(Dataset excerpts)
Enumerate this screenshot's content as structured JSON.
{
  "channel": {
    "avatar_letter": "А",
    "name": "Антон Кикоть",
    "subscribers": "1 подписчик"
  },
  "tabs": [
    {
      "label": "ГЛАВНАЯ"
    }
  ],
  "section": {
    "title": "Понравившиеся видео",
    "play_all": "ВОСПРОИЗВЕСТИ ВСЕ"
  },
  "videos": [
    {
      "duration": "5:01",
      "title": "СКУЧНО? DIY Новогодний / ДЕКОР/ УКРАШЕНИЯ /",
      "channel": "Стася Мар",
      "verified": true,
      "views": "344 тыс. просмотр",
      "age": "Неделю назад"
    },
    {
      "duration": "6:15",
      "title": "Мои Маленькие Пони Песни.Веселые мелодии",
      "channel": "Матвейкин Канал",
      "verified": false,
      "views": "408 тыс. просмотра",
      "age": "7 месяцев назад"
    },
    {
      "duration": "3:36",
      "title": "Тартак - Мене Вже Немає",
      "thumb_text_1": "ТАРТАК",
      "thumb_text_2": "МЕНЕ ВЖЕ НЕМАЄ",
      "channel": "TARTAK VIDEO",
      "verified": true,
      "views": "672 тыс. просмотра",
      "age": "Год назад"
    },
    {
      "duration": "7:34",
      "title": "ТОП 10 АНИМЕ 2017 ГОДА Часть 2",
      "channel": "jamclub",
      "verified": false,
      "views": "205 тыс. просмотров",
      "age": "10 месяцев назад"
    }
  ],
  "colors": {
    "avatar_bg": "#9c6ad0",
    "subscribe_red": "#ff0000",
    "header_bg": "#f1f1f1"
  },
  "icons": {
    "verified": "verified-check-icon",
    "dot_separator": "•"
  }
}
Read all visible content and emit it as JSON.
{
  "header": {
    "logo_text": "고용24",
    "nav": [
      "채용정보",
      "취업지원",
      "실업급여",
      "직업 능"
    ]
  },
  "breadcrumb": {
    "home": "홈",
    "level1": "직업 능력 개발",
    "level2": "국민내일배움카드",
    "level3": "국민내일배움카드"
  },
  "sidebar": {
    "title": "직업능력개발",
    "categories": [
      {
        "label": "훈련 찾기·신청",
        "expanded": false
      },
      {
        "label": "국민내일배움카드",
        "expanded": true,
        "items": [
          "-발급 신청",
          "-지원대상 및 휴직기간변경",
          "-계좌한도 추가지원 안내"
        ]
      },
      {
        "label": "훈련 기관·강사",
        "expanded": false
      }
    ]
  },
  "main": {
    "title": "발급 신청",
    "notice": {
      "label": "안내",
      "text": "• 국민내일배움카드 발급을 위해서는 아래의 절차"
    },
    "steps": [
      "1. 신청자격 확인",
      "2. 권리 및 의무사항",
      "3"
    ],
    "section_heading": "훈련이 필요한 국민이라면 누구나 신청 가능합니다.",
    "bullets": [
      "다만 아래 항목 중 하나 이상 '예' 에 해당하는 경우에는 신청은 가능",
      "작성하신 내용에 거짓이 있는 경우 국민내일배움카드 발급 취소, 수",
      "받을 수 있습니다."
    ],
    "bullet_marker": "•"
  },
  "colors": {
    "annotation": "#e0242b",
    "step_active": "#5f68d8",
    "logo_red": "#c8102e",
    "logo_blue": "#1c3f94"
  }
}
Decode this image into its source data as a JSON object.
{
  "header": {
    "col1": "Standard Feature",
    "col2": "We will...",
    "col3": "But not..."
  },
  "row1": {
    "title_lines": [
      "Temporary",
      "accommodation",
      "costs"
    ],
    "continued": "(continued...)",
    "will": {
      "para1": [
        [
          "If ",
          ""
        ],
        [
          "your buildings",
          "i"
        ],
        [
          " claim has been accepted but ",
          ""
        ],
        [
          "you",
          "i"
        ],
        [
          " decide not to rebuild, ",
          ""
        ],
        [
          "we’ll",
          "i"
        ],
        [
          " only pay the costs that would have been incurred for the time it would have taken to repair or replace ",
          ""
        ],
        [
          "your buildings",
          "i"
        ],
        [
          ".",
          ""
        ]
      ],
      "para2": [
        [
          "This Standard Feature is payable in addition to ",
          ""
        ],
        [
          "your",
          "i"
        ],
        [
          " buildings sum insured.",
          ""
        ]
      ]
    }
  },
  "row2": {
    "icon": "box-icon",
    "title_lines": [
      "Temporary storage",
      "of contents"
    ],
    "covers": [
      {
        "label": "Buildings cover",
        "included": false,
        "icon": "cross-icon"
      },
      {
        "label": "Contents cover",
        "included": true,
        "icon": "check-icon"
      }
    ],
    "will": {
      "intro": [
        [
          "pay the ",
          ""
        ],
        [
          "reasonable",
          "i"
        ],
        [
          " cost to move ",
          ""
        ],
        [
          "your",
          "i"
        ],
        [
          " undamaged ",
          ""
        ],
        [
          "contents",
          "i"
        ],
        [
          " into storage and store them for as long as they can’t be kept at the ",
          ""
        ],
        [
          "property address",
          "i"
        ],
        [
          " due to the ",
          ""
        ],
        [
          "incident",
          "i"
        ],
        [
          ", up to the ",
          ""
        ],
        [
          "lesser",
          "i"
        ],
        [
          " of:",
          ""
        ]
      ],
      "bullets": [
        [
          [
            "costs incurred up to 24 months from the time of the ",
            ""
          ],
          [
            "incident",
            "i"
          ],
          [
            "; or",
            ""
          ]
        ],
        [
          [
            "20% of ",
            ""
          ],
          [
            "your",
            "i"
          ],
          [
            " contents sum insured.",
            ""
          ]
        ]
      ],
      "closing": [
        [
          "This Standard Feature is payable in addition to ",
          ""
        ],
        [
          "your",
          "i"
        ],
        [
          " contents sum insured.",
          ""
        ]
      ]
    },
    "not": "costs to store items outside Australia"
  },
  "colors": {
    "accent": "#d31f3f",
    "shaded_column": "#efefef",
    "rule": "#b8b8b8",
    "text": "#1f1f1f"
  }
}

Your objective :: Retype the entries one by one, exactly.

Expected answer ::
Enumerate this screenshot's content as structured JSON.
{
  "channel": {
    "avatar_letter": "А",
    "name": "Антон Кикоть",
    "subscribers": "1 подписчик"
  },
  "tabs": [
    {
      "label": "ГЛАВНАЯ"
    }
  ],
  "section": {
    "title": "Понравившиеся видео",
    "play_all": "ВОСПРОИЗВЕСТИ ВСЕ"
  },
  "videos": [
    {
      "duration": "5:01",
      "title": "СКУЧНО? DIY Новогодний / ДЕКОР/ УКРАШЕНИЯ /",
      "channel": "Стася Мар",
      "verified": true,
      "views": "344 тыс. просмотр",
      "age": "Неделю назад"
    },
    {
      "duration": "6:15",
      "title": "Мои Маленькие Пони Песни.Веселые мелодии",
      "channel": "Матвейкин Канал",
      "verified": false,
      "views": "408 тыс. просмотра",
      "age": "7 месяцев назад"
    },
    {
      "duration": "3:36",
      "title": "Тартак - Мене Вже Немає",
      "thumb_text_1": "ТАРТАК",
      "thumb_text_2": "МЕНЕ ВЖЕ НЕМАЄ",
      "channel": "TARTAK VIDEO",
      "verified": true,
      "views": "672 тыс. просмотра",
      "age": "Год назад"
    },
    {
      "duration": "7:34",
      "title": "ТОП 10 АНИМЕ 2017 ГОДА Часть 2",
      "channel": "jamclub",
      "verified": false,
      "views": "205 тыс. просмотров",
      "age": "10 месяцев назад"
    }
  ],
  "colors": {
    "avatar_bg": "#9c6ad0",
    "subscribe_red": "#ff0000",
    "header_bg": "#f1f1f1"
  },
  "icons": {
    "verified": "verified-check-icon",
    "dot_separator": "•"
  }
}
Read all visible content and emit it as JSON.
{
  "header": {
    "logo_text": "고용24",
    "nav": [
      "채용정보",
      "취업지원",
      "실업급여",
      "직업 능"
    ]
  },
  "breadcrumb": {
    "home": "홈",
    "level1": "직업 능력 개발",
    "level2": "국민내일배움카드",
    "level3": "국민내일배움카드"
  },
  "sidebar": {
    "title": "직업능력개발",
    "categories": [
      {
        "label": "훈련 찾기·신청",
        "expanded": false
      },
      {
        "label": "국민내일배움카드",
        "expanded": true,
        "items": [
          "-발급 신청",
          "-지원대상 및 휴직기간변경",
          "-계좌한도 추가지원 안내"
        ]
      },
      {
        "label": "훈련 기관·강사",
        "expanded": false
      }
    ]
  },
  "main": {
    "title": "발급 신청",
    "notice": {
      "label": "안내",
      "text": "• 국민내일배움카드 발급을 위해서는 아래의 절차"
    },
    "steps": [
      "1. 신청자격 확인",
      "2. 권리 및 의무사항",
      "3"
    ],
    "section_heading": "훈련이 필요한 국민이라면 누구나 신청 가능합니다.",
    "bullets": [
      "다만 아래 항목 중 하나 이상 '예' 에 해당하는 경우에는 신청은 가능",
      "작성하신 내용에 거짓이 있는 경우 국민내일배움카드 발급 취소, 수",
      "받을 수 있습니다."
    ],
    "bullet_marker": "•"
  },
  "colors": {
    "annotation": "#e0242b",
    "step_active": "#5f68d8",
    "logo_red": "#c8102e",
    "logo_blue": "#1c3f94"
  }
}
Decode this image into its source data as a JSON object.
{
  "header": {
    "col1": "Standard Feature",
    "col2": "We will...",
    "col3": "But not..."
  },
  "row1": {
    "title_lines": [
      "Temporary",
      "accommodation",
      "costs"
    ],
    "continued": "(continued...)",
    "will": {
      "para1": [
        [
          "If ",
          ""
        ],
        [
          "your buildings",
          "i"
        ],
        [
          " claim has been accepted but ",
          ""
        ],
        [
          "you",
          "i"
        ],
        [
          " decide not to rebuild, ",
          ""
        ],
        [
          "we’ll",
          "i"
        ],
        [
          " only pay the costs that would have been incurred for the time it would have taken to repair or replace ",
          ""
        ],
        [
          "your buildings",
          "i"
        ],
        [
          ".",
          ""
        ]
      ],
      "para2": [
        [
          "This Standard Feature is payable in addition to ",
          ""
        ],
        [
          "your",
          "i"
        ],
        [
          " buildings sum insured.",
          ""
        ]
      ]
    }
  },
  "row2": {
    "icon": "box-icon",
    "title_lines": [
      "Temporary storage",
      "of contents"
    ],
    "covers": [
      {
        "label": "Buildings cover",
        "included": false,
        "icon": "cross-icon"
      },
      {
        "label": "Contents cover",
        "included": true,
        "icon": "check-icon"
      }
    ],
    "will": {
      "intro": [
        [
          "pay the ",
          ""
        ],
        [
          "reasonable",
          "i"
        ],
        [
          " cost to move ",
          ""
        ],
        [
          "your",
          "i"
        ],
        [
          " undamaged ",
          ""
        ],
        [
          "contents",
          "i"
        ],
        [
          " into storage and store them for as long as they can’t be kept at the ",
          ""
        ],
        [
          "property address",
          "i"
        ],
        [
          " due to the ",
          ""
        ],
        [
          "incident",
          "i"
        ],
        [
          ", up to the ",
          ""
        ],
        [
          "lesser",
          "i"
        ],
        [
          " of:",
          ""
        ]
      ],
      "bullets": [
        [
          [
            "costs incurred up to 24 months from the time of the ",
            ""
          ],
          [
            "incident",
            "i"
          ],
          [
            "; or",
            ""
          ]
        ],
        [
          [
            "20% of ",
            ""
          ],
          [
            "your",
            "i"
          ],
          [
            " contents sum insured.",
            ""
          ]
        ]
      ],
      "closing": [
        [
          "This Standard Feature is payable in addition to ",
          ""
        ],
        [
          "your",
          "i"
        ],
        [
          " contents sum insured.",
          ""
        ]
      ]
    },
    "not": "costs to store items outside Australia"
  },
  "colors": {
    "accent": "#d31f3f",
    "shaded_column": "#efefef",
    "rule": "#b8b8b8",
    "text": "#1f1f1f"
  }
}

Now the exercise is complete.